## SET EXERCISE
In the material below, find all lines with the string "true" and copy them.

§ §

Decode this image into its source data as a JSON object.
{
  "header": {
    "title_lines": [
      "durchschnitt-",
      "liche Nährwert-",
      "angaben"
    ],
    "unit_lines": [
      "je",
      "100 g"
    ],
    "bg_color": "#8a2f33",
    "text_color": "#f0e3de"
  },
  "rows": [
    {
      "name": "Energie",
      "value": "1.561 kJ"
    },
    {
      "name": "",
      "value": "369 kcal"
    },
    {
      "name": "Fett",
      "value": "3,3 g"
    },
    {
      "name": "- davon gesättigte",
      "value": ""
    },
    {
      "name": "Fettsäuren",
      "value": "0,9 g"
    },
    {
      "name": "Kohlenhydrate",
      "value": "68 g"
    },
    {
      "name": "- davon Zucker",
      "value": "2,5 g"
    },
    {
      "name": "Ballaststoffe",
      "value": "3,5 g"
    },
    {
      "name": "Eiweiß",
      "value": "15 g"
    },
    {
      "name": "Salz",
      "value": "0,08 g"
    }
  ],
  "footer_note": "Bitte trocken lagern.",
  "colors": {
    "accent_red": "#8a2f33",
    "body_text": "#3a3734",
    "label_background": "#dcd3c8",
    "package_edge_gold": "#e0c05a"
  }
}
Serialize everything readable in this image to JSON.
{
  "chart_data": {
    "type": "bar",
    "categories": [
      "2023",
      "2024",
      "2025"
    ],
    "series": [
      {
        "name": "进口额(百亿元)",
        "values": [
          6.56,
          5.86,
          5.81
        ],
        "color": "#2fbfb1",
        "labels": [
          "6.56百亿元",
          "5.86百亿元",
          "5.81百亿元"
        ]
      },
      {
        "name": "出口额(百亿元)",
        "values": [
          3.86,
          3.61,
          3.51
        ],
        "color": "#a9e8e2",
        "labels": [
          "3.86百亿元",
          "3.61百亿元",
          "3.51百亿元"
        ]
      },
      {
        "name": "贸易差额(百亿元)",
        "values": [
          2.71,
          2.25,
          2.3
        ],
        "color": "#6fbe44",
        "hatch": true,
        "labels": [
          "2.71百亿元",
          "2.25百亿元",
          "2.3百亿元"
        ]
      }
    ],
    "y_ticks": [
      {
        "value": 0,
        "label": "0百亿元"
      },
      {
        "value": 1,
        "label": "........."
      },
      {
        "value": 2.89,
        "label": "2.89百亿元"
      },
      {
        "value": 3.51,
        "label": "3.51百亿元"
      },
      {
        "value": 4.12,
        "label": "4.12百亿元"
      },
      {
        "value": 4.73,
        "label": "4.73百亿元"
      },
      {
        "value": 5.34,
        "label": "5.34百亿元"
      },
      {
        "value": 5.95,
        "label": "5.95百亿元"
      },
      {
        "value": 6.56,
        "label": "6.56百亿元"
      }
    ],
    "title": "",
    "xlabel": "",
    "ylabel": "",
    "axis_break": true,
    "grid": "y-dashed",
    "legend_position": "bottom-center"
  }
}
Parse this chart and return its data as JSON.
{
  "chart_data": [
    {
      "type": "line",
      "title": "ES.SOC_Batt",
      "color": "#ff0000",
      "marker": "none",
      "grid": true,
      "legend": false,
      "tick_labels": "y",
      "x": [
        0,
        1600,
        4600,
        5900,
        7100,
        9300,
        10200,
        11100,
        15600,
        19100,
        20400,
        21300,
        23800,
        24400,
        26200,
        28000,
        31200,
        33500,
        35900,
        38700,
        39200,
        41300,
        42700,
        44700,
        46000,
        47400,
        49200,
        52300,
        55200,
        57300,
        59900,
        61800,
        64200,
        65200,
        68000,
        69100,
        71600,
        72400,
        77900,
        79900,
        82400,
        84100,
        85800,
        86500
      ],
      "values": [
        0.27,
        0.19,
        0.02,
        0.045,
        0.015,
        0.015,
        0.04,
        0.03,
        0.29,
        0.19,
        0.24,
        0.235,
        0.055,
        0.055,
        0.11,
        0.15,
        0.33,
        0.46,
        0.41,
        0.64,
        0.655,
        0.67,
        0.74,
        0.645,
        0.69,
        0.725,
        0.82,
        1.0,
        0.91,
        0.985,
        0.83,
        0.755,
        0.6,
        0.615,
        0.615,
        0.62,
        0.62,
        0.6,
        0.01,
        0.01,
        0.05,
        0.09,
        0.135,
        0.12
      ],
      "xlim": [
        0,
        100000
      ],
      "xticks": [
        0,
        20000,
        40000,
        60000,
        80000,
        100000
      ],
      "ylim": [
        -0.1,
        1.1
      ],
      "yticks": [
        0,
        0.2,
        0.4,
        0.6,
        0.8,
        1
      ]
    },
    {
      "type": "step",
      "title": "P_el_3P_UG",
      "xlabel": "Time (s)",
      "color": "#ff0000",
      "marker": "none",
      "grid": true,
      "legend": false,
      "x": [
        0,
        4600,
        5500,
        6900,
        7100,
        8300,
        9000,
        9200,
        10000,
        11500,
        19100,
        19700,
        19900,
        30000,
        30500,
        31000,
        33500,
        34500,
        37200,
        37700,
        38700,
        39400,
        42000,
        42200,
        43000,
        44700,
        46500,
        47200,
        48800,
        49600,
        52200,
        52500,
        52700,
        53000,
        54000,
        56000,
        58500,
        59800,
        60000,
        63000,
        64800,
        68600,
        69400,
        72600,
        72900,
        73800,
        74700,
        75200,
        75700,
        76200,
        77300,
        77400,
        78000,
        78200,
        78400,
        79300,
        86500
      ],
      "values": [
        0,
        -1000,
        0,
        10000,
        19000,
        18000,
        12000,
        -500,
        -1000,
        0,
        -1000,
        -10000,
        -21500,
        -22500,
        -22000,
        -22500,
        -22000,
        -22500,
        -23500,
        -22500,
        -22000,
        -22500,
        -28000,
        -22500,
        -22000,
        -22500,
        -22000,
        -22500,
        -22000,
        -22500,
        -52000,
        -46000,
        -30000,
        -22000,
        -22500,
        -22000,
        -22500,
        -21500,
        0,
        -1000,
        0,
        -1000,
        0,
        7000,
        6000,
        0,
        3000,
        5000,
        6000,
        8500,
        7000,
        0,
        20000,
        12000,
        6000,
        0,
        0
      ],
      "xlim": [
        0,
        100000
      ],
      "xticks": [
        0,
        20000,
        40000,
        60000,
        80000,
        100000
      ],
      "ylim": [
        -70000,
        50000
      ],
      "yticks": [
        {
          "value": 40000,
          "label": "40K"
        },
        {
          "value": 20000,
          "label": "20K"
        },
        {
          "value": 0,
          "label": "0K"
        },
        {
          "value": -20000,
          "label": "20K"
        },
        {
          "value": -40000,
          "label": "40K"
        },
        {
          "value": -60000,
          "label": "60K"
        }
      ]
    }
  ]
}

§ §

## TASK RESULT
        "hatch": true,
    "axis_break": true,
      "grid": true,
      "grid": true,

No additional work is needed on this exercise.